┌─ PROVIDED MATERIAL

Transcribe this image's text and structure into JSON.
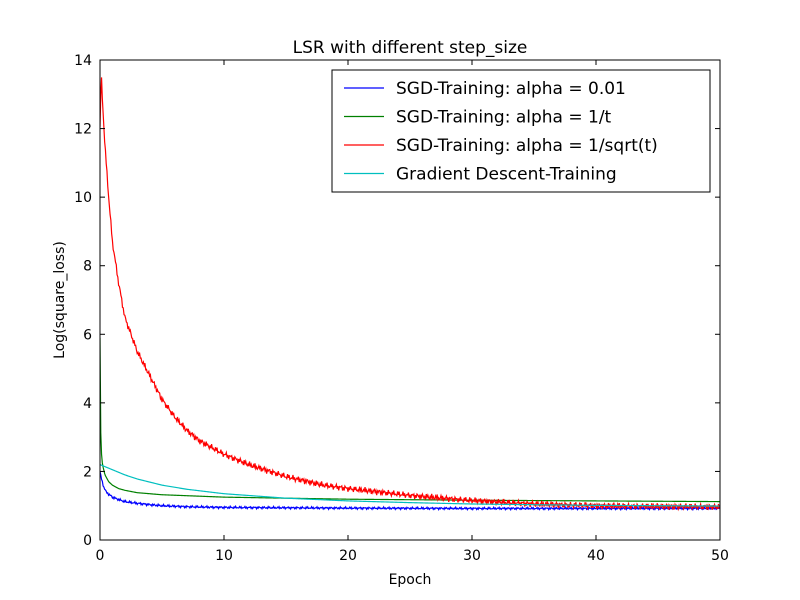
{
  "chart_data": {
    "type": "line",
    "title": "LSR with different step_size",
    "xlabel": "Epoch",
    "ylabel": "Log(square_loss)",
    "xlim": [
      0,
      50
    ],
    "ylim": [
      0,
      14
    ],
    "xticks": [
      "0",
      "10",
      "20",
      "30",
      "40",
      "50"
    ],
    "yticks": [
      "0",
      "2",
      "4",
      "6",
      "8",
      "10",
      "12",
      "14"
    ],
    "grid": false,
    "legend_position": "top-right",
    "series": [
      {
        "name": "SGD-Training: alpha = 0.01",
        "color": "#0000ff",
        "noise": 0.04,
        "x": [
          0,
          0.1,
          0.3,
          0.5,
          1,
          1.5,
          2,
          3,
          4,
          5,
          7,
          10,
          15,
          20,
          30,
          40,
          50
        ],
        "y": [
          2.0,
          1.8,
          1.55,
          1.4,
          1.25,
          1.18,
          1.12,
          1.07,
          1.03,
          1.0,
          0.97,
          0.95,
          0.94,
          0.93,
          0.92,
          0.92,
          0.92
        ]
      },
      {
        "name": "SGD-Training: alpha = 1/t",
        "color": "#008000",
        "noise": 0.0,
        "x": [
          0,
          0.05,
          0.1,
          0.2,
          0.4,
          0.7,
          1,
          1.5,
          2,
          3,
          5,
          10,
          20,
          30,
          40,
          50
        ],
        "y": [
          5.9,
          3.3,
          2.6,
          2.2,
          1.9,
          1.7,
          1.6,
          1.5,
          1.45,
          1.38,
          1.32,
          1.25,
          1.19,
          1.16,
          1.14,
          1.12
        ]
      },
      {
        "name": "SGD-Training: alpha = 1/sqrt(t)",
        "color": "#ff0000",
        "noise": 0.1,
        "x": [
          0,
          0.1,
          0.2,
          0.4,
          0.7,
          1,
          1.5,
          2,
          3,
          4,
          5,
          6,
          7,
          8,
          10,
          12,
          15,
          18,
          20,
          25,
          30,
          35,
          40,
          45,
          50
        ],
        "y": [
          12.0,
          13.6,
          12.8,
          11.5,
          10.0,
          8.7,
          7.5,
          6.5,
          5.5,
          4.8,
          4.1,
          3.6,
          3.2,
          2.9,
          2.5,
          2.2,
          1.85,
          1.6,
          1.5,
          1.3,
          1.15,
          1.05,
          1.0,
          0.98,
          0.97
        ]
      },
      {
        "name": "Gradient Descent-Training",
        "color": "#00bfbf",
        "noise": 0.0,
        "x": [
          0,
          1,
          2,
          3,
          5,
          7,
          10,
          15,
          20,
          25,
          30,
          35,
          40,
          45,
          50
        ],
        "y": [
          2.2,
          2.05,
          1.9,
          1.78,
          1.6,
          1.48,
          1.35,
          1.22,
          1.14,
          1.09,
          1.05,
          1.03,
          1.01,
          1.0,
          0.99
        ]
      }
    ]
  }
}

└─

▶ _SHORT EXERCISE_: Quote each record exactly as it stands, minus the pictures.

▶ _WRITTEN RESPONSE_:
Transcribe this image's text and structure into JSON.
{
  "chart_data": {
    "type": "line",
    "title": "LSR with different step_size",
    "xlabel": "Epoch",
    "ylabel": "Log(square_loss)",
    "xlim": [
      0,
      50
    ],
    "ylim": [
      0,
      14
    ],
    "xticks": [
      "0",
      "10",
      "20",
      "30",
      "40",
      "50"
    ],
    "yticks": [
      "0",
      "2",
      "4",
      "6",
      "8",
      "10",
      "12",
      "14"
    ],
    "grid": false,
    "legend_position": "top-right",
    "series": [
      {
        "name": "SGD-Training: alpha = 0.01",
        "color": "#0000ff",
        "noise": 0.04,
        "x": [
          0,
          0.1,
          0.3,
          0.5,
          1,
          1.5,
          2,
          3,
          4,
          5,
          7,
          10,
          15,
          20,
          30,
          40,
          50
        ],
        "y": [
          2.0,
          1.8,
          1.55,
          1.4,
          1.25,
          1.18,
          1.12,
          1.07,
          1.03,
          1.0,
          0.97,
          0.95,
          0.94,
          0.93,
          0.92,
          0.92,
          0.92
        ]
      },
      {
        "name": "SGD-Training: alpha = 1/t",
        "color": "#008000",
        "noise": 0.0,
        "x": [
          0,
          0.05,
          0.1,
          0.2,
          0.4,
          0.7,
          1,
          1.5,
          2,
          3,
          5,
          10,
          20,
          30,
          40,
          50
        ],
        "y": [
          5.9,
          3.3,
          2.6,
          2.2,
          1.9,
          1.7,
          1.6,
          1.5,
          1.45,
          1.38,
          1.32,
          1.25,
          1.19,
          1.16,
          1.14,
          1.12
        ]
      },
      {
        "name": "SGD-Training: alpha = 1/sqrt(t)",
        "color": "#ff0000",
        "noise": 0.1,
        "x": [
          0,
          0.1,
          0.2,
          0.4,
          0.7,
          1,
          1.5,
          2,
          3,
          4,
          5,
          6,
          7,
          8,
          10,
          12,
          15,
          18,
          20,
          25,
          30,
          35,
          40,
          45,
          50
        ],
        "y": [
          12.0,
          13.6,
          12.8,
          11.5,
          10.0,
          8.7,
          7.5,
          6.5,
          5.5,
          4.8,
          4.1,
          3.6,
          3.2,
          2.9,
          2.5,
          2.2,
          1.85,
          1.6,
          1.5,
          1.3,
          1.15,
          1.05,
          1.0,
          0.98,
          0.97
        ]
      },
      {
        "name": "Gradient Descent-Training",
        "color": "#00bfbf",
        "noise": 0.0,
        "x": [
          0,
          1,
          2,
          3,
          5,
          7,
          10,
          15,
          20,
          25,
          30,
          35,
          40,
          45,
          50
        ],
        "y": [
          2.2,
          2.05,
          1.9,
          1.78,
          1.6,
          1.48,
          1.35,
          1.22,
          1.14,
          1.09,
          1.05,
          1.03,
          1.01,
          1.0,
          0.99
        ]
      }
    ]
  }
}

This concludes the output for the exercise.